SOURCE RECORDS:
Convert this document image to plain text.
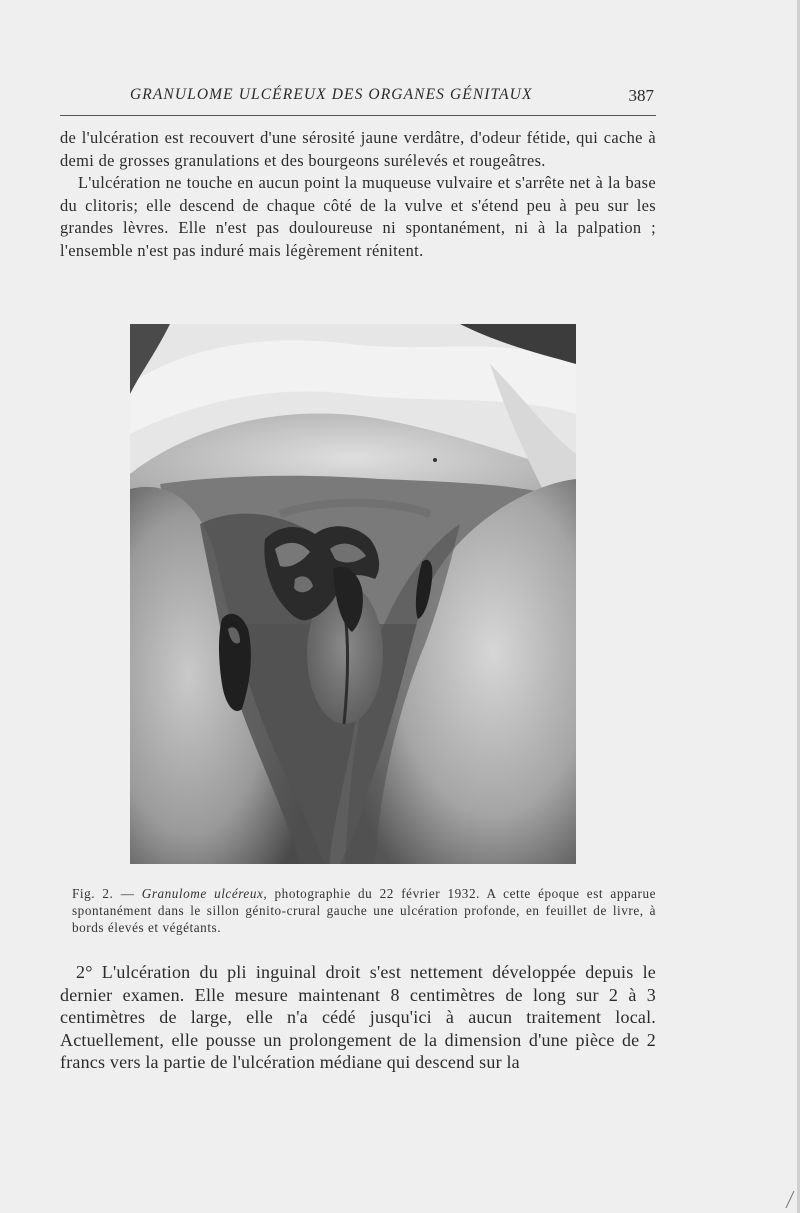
GRANULOME ULCÉREUX DES ORGANES GÉNITAUX	387

de l'ulcération est recouvert d'une sérosité jaune verdâtre, d'odeur fétide, qui cache à demi de grosses granulations et des bourgeons surélevés et rougeâtres.

L'ulcération ne touche en aucun point la muqueuse vulvaire et s'arrête net à la base du clitoris; elle descend de chaque côté de la vulve et s'étend peu à peu sur les grandes lèvres. Elle n'est pas douloureuse ni spontanément, ni à la palpation ; l'ensemble n'est pas induré mais légèrement rénitent.

Fig. 2. — Granulome ulcéreux, photographie du 22 février 1932. A cette époque est apparue spontanément dans le sillon génito-crural gauche une ulcération profonde, en feuillet de livre, à bords élevés et végétants.

2° L'ulcération du pli inguinal droit s'est nettement développée depuis le dernier examen. Elle mesure maintenant 8 centimètres de long sur 2 à 3 centimètres de large, elle n'a cédé jusqu'ici à aucun traitement local. Actuellement, elle pousse un prolongement de la dimension d'une pièce de 2 francs vers la partie de l'ulcération médiane qui descend sur la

GIVEN TASK:
Find the lines containing "spontanément" and pull them out.

THE SOLUTION:
L'ulcération ne touche en aucun point la muqueuse vulvaire et s'arrête net à la base du clitoris; elle descend de chaque côté de la vulve et s'étend peu à peu sur les grandes lèvres. Elle n'est pas douloureuse ni spontanément, ni à la palpation ; l'ensemble n'est pas induré mais légèrement rénitent.
Fig. 2. — Granulome ulcéreux, photographie du 22 février 1932. A cette époque est apparue spontanément dans le sillon génito-crural gauche une ulcération profonde, en feuillet de livre, à bords élevés et végétants.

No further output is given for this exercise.